** START **

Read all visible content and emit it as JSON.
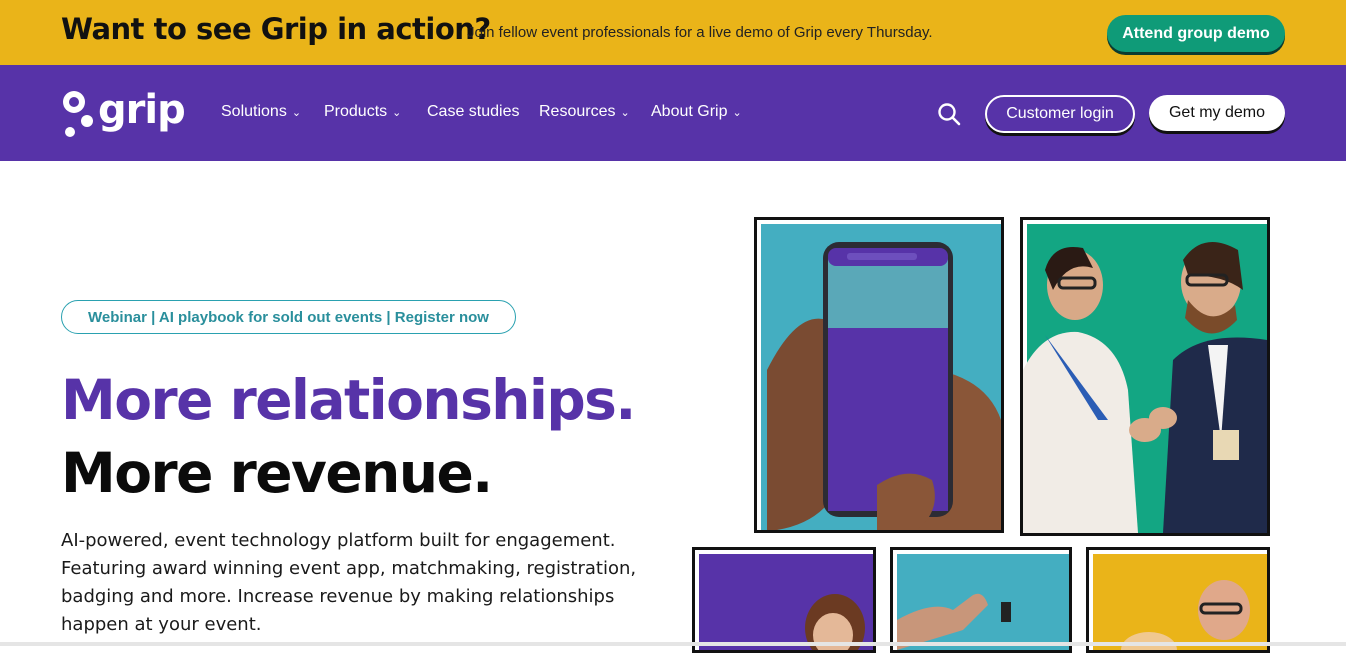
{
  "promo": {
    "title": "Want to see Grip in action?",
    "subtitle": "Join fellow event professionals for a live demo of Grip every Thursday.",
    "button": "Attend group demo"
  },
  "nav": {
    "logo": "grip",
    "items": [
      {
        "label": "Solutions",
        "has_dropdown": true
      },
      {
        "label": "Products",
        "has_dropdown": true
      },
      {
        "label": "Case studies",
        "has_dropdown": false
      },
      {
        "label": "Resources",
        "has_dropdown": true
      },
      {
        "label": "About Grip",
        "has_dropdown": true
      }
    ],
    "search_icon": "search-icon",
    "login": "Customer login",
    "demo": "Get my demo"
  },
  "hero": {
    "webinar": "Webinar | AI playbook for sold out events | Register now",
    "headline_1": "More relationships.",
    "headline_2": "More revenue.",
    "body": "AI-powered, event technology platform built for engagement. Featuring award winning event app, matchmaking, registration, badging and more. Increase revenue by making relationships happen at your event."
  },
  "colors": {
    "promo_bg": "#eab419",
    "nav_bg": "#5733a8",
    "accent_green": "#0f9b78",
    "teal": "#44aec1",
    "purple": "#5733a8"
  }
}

** END **

* _Set task_: Copy every line that includes the string "relationships" from the material above.

* _Task answer_:
    "headline_1": "More relationships.",
    "body": "AI-powered, event technology platform built for engagement. Featuring award winning event app, matchmaking, registration, badging and more. Increase revenue by making relationships happen at your event."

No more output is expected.